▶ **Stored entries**
============================================================

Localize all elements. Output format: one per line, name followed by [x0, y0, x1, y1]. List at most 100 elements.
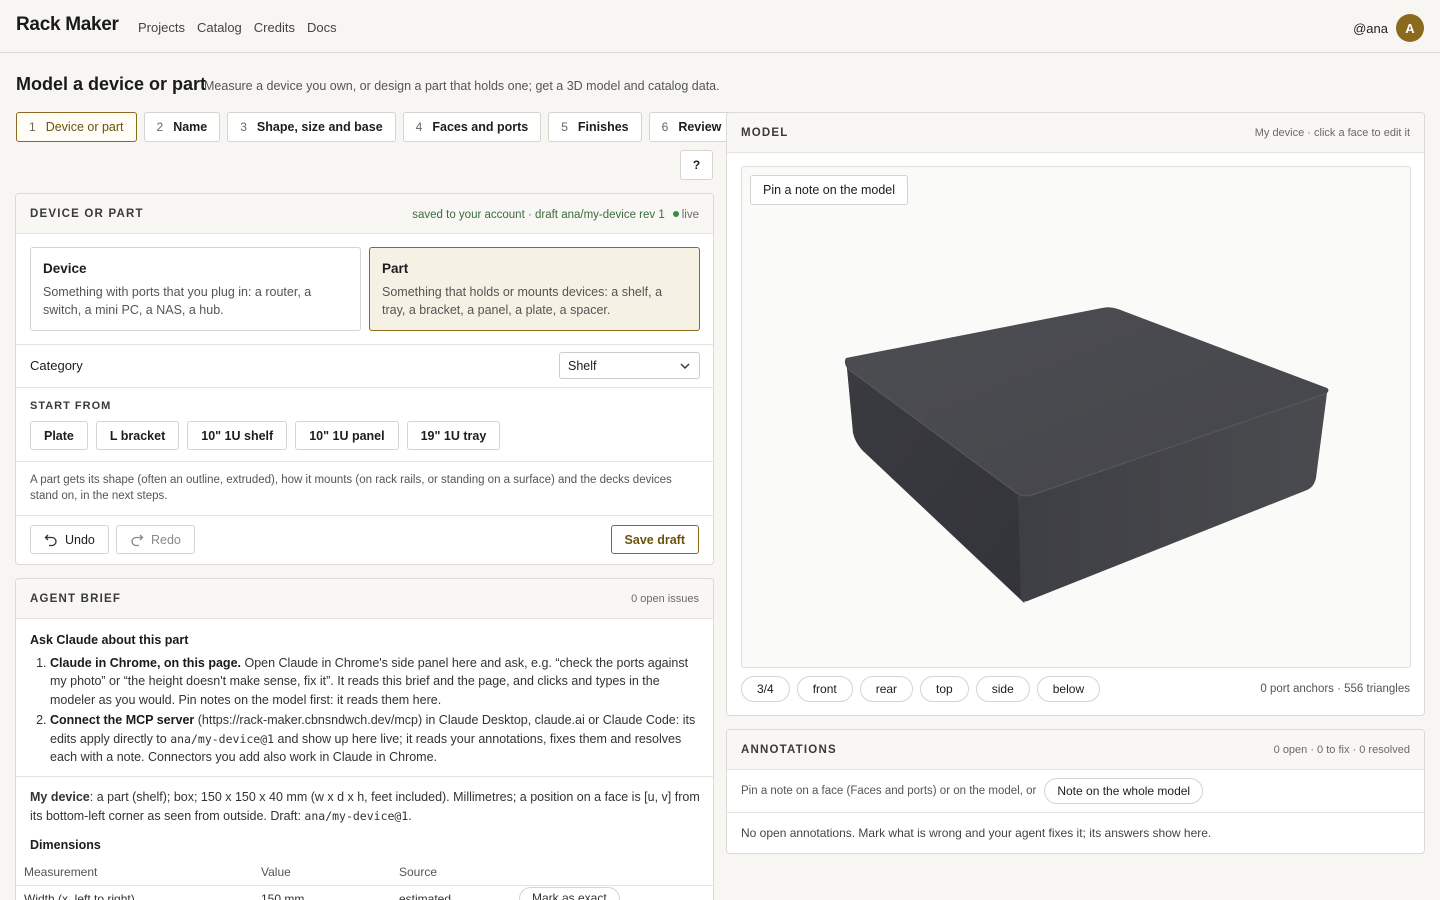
model-viewport[interactable]: Pin a note on the model: [741, 166, 1411, 668]
view-top[interactable]: top: [920, 676, 969, 702]
step-finishes[interactable]: 5 Finishes: [548, 112, 642, 142]
view-buttons: 3/4 front rear top side below: [741, 676, 1101, 702]
category-value: Shelf: [568, 358, 597, 373]
cell-measurement: Width (x, left to right): [24, 892, 135, 900]
list-item: Claude in Chrome, on this page. Open Cla…: [50, 654, 699, 710]
live-dot-icon: [672, 211, 679, 218]
panel-title: ANNOTATIONS: [741, 743, 837, 756]
view-side[interactable]: side: [975, 676, 1030, 702]
step-label: Review: [678, 120, 722, 134]
draft-code: ana/my-device@1: [304, 809, 409, 823]
agent-brief-body: Ask Claude about this part Claude in Chr…: [16, 619, 713, 781]
category-label: Category: [30, 358, 83, 373]
redo-icon: [131, 534, 144, 546]
user-menu[interactable]: @ana A: [1353, 14, 1424, 42]
annotation-actions: Pin a note on a face (Faces and ports) o…: [741, 778, 1204, 804]
redo-label: Redo: [151, 532, 181, 547]
step-label: Faces and ports: [432, 120, 529, 134]
main-nav: Projects Catalog Credits Docs: [138, 20, 337, 35]
divider: [16, 776, 713, 777]
redo-button[interactable]: Redo: [116, 525, 195, 554]
nav-catalog[interactable]: Catalog: [197, 20, 242, 35]
divider: [16, 344, 713, 345]
step-number: 4: [415, 120, 423, 134]
template-10in-1u-panel[interactable]: 10" 1U panel: [295, 421, 399, 450]
annotation-hint: Pin a note on a face (Faces and ports) o…: [741, 785, 1037, 797]
undo-icon: [44, 534, 57, 546]
page-title: Model a device or part: [16, 74, 207, 94]
step-device-or-part[interactable]: 1 Device or part: [16, 112, 137, 142]
view-front[interactable]: front: [796, 676, 853, 702]
step-number: 1: [29, 120, 36, 134]
step-review[interactable]: 6 Review: [648, 112, 735, 142]
save-status: saved to your account · draft ana/my-dev…: [412, 206, 699, 221]
nav-docs[interactable]: Docs: [307, 20, 337, 35]
agent-brief-panel: AGENT BRIEF 0 open issues Ask Claude abo…: [15, 578, 714, 900]
annotation-counts: 0 open · 0 to fix · 0 resolved: [1273, 743, 1410, 756]
live-label: live: [681, 209, 699, 221]
choice-device[interactable]: Device Something with ports that you plu…: [30, 247, 361, 331]
col-measurement: Measurement: [24, 865, 98, 879]
col-value: Value: [261, 865, 291, 879]
template-19in-1u-tray[interactable]: 19" 1U tray: [406, 421, 501, 450]
step-label: Shape, size and base: [256, 120, 383, 134]
step-number: 2: [156, 120, 164, 134]
step-name[interactable]: 2 Name: [143, 112, 221, 142]
device-or-part-panel: DEVICE OR PART saved to your account · d…: [15, 193, 714, 565]
divider: [16, 515, 713, 516]
annotations-empty-state: No open annotations. Mark what is wrong …: [741, 826, 1212, 840]
undo-button[interactable]: Undo: [30, 525, 109, 554]
step-tabs: 1 Device or part 2 Name 3 Shape, size and b…: [16, 112, 735, 142]
undo-label: Undo: [65, 532, 95, 547]
panel-title: MODEL: [741, 126, 789, 139]
brand-logo[interactable]: Rack Maker: [16, 14, 119, 36]
dimensions-header: Measurement Value Source: [16, 860, 713, 886]
mark-exact-button[interactable]: Mark as exact: [519, 887, 620, 900]
my-device-summary: My device: a part (shelf); box; 150 x 15…: [30, 788, 702, 826]
nav-projects[interactable]: Projects: [138, 20, 185, 35]
template-plate[interactable]: Plate: [30, 421, 88, 450]
help-button[interactable]: ?: [680, 150, 713, 180]
view-rear[interactable]: rear: [859, 676, 914, 702]
panel-header: AGENT BRIEF 0 open issues: [16, 579, 713, 619]
choice-part[interactable]: Part Something that holds or mounts devi…: [369, 247, 700, 331]
part-note: A part gets its shape (often an outline,…: [30, 474, 672, 502]
template-10in-1u-shelf[interactable]: 10" 1U shelf: [187, 421, 288, 450]
item-title: Connect the MCP server: [50, 713, 195, 727]
avatar[interactable]: A: [1396, 14, 1424, 42]
my-device-label: My device: [30, 790, 90, 804]
choice-device-title: Device: [43, 261, 87, 276]
view-three-quarter[interactable]: 3/4: [741, 676, 790, 702]
agent-brief-list: Claude in Chrome, on this page. Open Cla…: [30, 654, 699, 767]
col-source: Source: [399, 865, 438, 879]
top-bar: Rack Maker Projects Catalog Credits Docs…: [0, 0, 1440, 53]
divider: [16, 461, 713, 462]
chevron-down-icon: [680, 363, 690, 369]
save-draft-button[interactable]: Save draft: [610, 525, 699, 554]
step-label: Finishes: [577, 120, 629, 134]
choice-part-title: Part: [382, 261, 409, 276]
open-issues-count: 0 open issues: [631, 592, 699, 605]
start-from-title: START FROM: [30, 400, 112, 412]
step-number: 6: [661, 120, 669, 134]
category-select[interactable]: Shelf: [559, 352, 700, 379]
choice-device-desc: Something with ports that you plug in: a…: [43, 285, 312, 317]
model-3d-box[interactable]: [742, 167, 1412, 669]
template-l-bracket[interactable]: L bracket: [95, 421, 180, 450]
item-title: Claude in Chrome, on this page.: [50, 655, 241, 670]
cell-value: 150 mm: [261, 892, 305, 900]
model-panel: MODEL My device · click a face to edit i…: [726, 112, 1425, 716]
annotations-panel: ANNOTATIONS 0 open · 0 to fix · 0 resolv…: [726, 729, 1425, 854]
step-label: Name: [173, 120, 208, 134]
step-shape-size-base[interactable]: 3 Shape, size and base: [227, 112, 396, 142]
step-number: 5: [561, 120, 568, 134]
note-whole-model-button[interactable]: Note on the whole model: [1044, 778, 1204, 804]
step-faces-and-ports[interactable]: 4 Faces and ports: [402, 112, 542, 142]
saved-status-text: saved to your account · draft ana/my-dev…: [412, 209, 665, 221]
nav-credits[interactable]: Credits: [254, 20, 295, 35]
step-label: Device or part: [45, 120, 124, 134]
panel-header: DEVICE OR PART saved to your account · d…: [16, 194, 713, 234]
view-below[interactable]: below: [1036, 676, 1101, 702]
page-subtitle: Measure a device you own, or design a pa…: [204, 79, 720, 93]
dimensions-title: Dimensions: [30, 838, 101, 852]
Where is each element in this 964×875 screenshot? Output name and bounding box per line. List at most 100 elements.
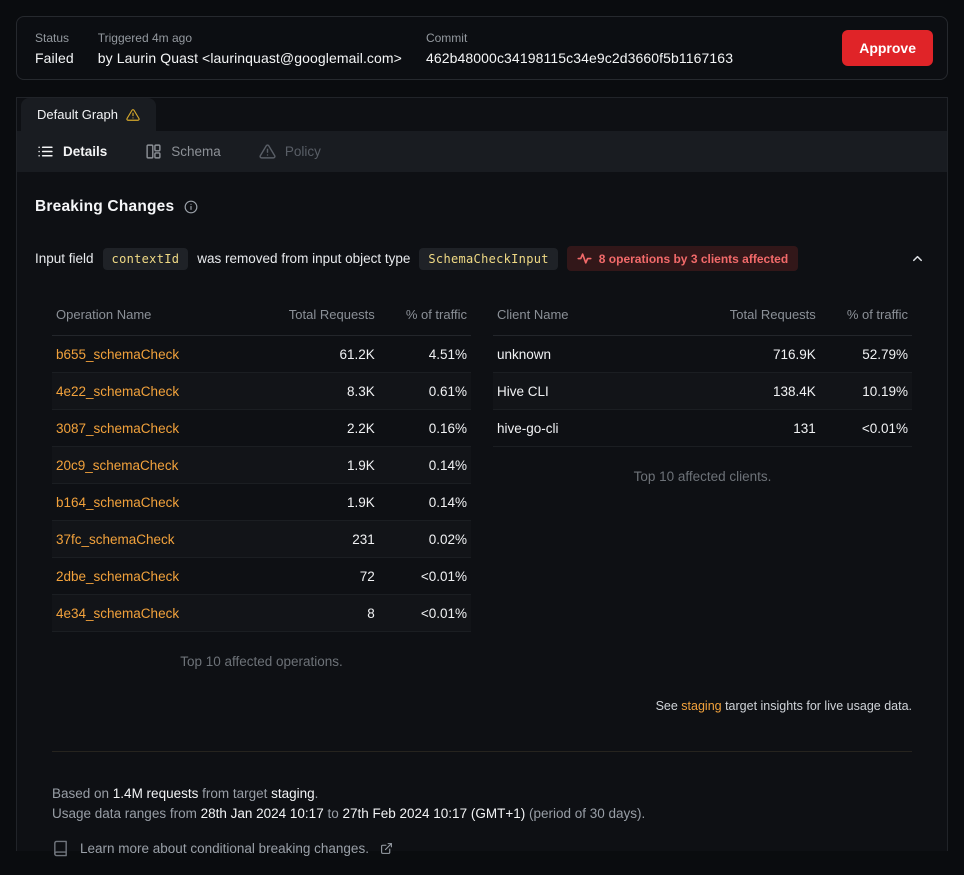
client-requests-cell: 138.4K <box>694 373 820 410</box>
operation-requests-cell: 2.2K <box>253 410 379 447</box>
operation-row: 4e22_schemaCheck 8.3K 0.61% <box>52 373 471 410</box>
date-to: 27th Feb 2024 10:17 (GMT+1) <box>342 806 525 821</box>
tab-details-label: Details <box>63 144 107 159</box>
operation-traffic-cell: 0.61% <box>379 373 471 410</box>
operation-traffic-cell: 0.14% <box>379 484 471 521</box>
operation-traffic-cell: 0.02% <box>379 521 471 558</box>
tab-details[interactable]: Details <box>37 143 107 160</box>
client-row: unknown 716.9K 52.79% <box>493 336 912 373</box>
tab-schema[interactable]: Schema <box>145 143 221 160</box>
info-icon[interactable] <box>184 200 198 214</box>
operation-requests-cell: 1.9K <box>253 447 379 484</box>
period-prefix: Usage data ranges from <box>52 806 201 821</box>
operation-row: b164_schemaCheck 1.9K 0.14% <box>52 484 471 521</box>
operation-requests-cell: 231 <box>253 521 379 558</box>
learn-more-link[interactable]: Learn more about conditional breaking ch… <box>35 840 929 857</box>
client-name-cell: unknown <box>493 336 694 373</box>
client-name-cell: hive-go-cli <box>493 410 694 447</box>
client-name-cell: Hive CLI <box>493 373 694 410</box>
breaking-change-row: Input field contextId was removed from i… <box>35 246 929 271</box>
operation-requests-cell: 8.3K <box>253 373 379 410</box>
usage-summary-line2: Usage data ranges from 28th Jan 2024 10:… <box>52 804 912 824</box>
client-row: Hive CLI 138.4K 10.19% <box>493 373 912 410</box>
to-word: to <box>324 806 343 821</box>
change-prefix: Input field <box>35 251 94 266</box>
staging-target-link[interactable]: staging <box>681 699 721 713</box>
change-middle: was removed from input object type <box>197 251 410 266</box>
client-traffic-cell: 10.19% <box>820 373 912 410</box>
tab-policy-label: Policy <box>285 144 321 159</box>
clients-caption: Top 10 affected clients. <box>493 469 912 484</box>
clients-header-traffic: % of traffic <box>820 299 912 336</box>
commit-hash: 462b48000c34198115c34e9c2d3660f5b1167163 <box>426 50 733 66</box>
list-icon <box>37 143 54 160</box>
operation-name-cell: 3087_schemaCheck <box>52 410 253 447</box>
tab-default-graph[interactable]: Default Graph <box>21 98 156 131</box>
operations-table: Operation Name Total Requests % of traff… <box>52 299 471 632</box>
operation-link[interactable]: 4e22_schemaCheck <box>56 384 179 399</box>
usage-tables: Operation Name Total Requests % of traff… <box>35 299 929 669</box>
clients-table-header-row: Client Name Total Requests % of traffic <box>493 299 912 336</box>
date-from: 28th Jan 2024 10:17 <box>201 806 324 821</box>
breaking-changes-title: Breaking Changes <box>35 198 174 216</box>
operation-link[interactable]: 4e34_schemaCheck <box>56 606 179 621</box>
operation-requests-cell: 1.9K <box>253 484 379 521</box>
graph-tab-row: Default Graph <box>17 98 947 131</box>
status-column: Status Failed <box>35 31 74 66</box>
operation-row: b655_schemaCheck 61.2K 4.51% <box>52 336 471 373</box>
based-prefix: Based on <box>52 786 113 801</box>
section-divider <box>52 751 912 752</box>
operation-name-cell: 4e34_schemaCheck <box>52 595 253 632</box>
clients-header-name: Client Name <box>493 299 694 336</box>
requests-count: 1.4M requests <box>113 786 199 801</box>
clients-table-container: Client Name Total Requests % of traffic … <box>493 299 912 669</box>
operation-requests-cell: 8 <box>253 595 379 632</box>
operation-name-cell: 4e22_schemaCheck <box>52 373 253 410</box>
client-requests-cell: 716.9K <box>694 336 820 373</box>
book-icon <box>52 840 69 857</box>
clients-header-requests: Total Requests <box>694 299 820 336</box>
learn-more-label: Learn more about conditional breaking ch… <box>80 841 369 856</box>
operation-name-cell: b164_schemaCheck <box>52 484 253 521</box>
field-code-badge: contextId <box>103 248 189 270</box>
type-code-badge: SchemaCheckInput <box>419 248 557 270</box>
operation-link[interactable]: 20c9_schemaCheck <box>56 458 178 473</box>
usage-summary-line1: Based on 1.4M requests from target stagi… <box>52 784 912 804</box>
pulse-icon <box>577 251 592 266</box>
schema-check-panel: Default Graph Details <box>16 97 948 851</box>
target-name: staging <box>271 786 315 801</box>
graph-tab-label: Default Graph <box>37 107 118 122</box>
commit-column: Commit 462b48000c34198115c34e9c2d3660f5b… <box>426 31 733 66</box>
operations-caption: Top 10 affected operations. <box>52 654 471 669</box>
operation-link[interactable]: 37fc_schemaCheck <box>56 532 175 547</box>
clients-table: Client Name Total Requests % of traffic … <box>493 299 912 447</box>
operation-link[interactable]: 2dbe_schemaCheck <box>56 569 179 584</box>
triggered-column: Triggered 4m ago by Laurin Quast <laurin… <box>98 31 402 66</box>
insights-suffix: target insights for live usage data. <box>722 699 912 713</box>
operation-traffic-cell: 4.51% <box>379 336 471 373</box>
operation-link[interactable]: b164_schemaCheck <box>56 495 179 510</box>
operation-requests-cell: 61.2K <box>253 336 379 373</box>
affected-operations-badge[interactable]: 8 operations by 3 clients affected <box>567 246 798 271</box>
warning-icon <box>259 143 276 160</box>
operations-header-name: Operation Name <box>52 299 253 336</box>
check-summary-card: Status Failed Triggered 4m ago by Laurin… <box>16 16 948 80</box>
operation-row: 3087_schemaCheck 2.2K 0.16% <box>52 410 471 447</box>
schema-icon <box>145 143 162 160</box>
affected-badge-label: 8 operations by 3 clients affected <box>599 252 788 266</box>
insights-prefix: See <box>656 699 682 713</box>
status-label: Status <box>35 31 74 45</box>
operation-traffic-cell: <0.01% <box>379 595 471 632</box>
collapse-chevron-up-icon[interactable] <box>906 247 929 270</box>
status-value: Failed <box>35 50 74 66</box>
tab-policy[interactable]: Policy <box>259 143 321 160</box>
operation-traffic-cell: 0.14% <box>379 447 471 484</box>
warning-icon <box>126 108 140 122</box>
operation-row: 20c9_schemaCheck 1.9K 0.14% <box>52 447 471 484</box>
commit-label: Commit <box>426 31 733 45</box>
details-content: Breaking Changes Input field contextId w… <box>17 172 947 857</box>
operation-link[interactable]: 3087_schemaCheck <box>56 421 179 436</box>
operation-link[interactable]: b655_schemaCheck <box>56 347 179 362</box>
operation-row: 37fc_schemaCheck 231 0.02% <box>52 521 471 558</box>
approve-button[interactable]: Approve <box>842 30 933 66</box>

============================================================

▶ **YOUR TASK**
Convert the lines starting with the line containing "model-viewport[interactable]: Pin a" and going on through the line containing "draft-code: ana/my-device@1: [304, 809, 409, 823]" into a JSON list of strings, one string per line, omitting blank lines.

▶ **WRITTEN ANSWER**
[
  "model-viewport[interactable]: Pin a note on the model: [741, 166, 1411, 668]",
  "view-top[interactable]: top: [920, 676, 969, 702]",
  "step-finishes[interactable]: 5 Finishes: [548, 112, 642, 142]",
  "view-buttons: 3/4 front rear top side below: [741, 676, 1101, 702]",
  "category-value: Shelf: [568, 358, 597, 373]",
  "cell-measurement: Width (x, left to right): [24, 892, 135, 900]",
  "list-item: Claude in Chrome, on this page. Open Cla…: [50, 654, 699, 710]",
  "live-dot-icon: [672, 211, 679, 218]",
  "panel-title: ANNOTATIONS: [741, 743, 837, 756]",
  "view-side[interactable]: side: [975, 676, 1030, 702]",
  "step-label: Review: [678, 120, 722, 134]",
  "draft-code: ana/my-device@1: [304, 809, 409, 823]"
]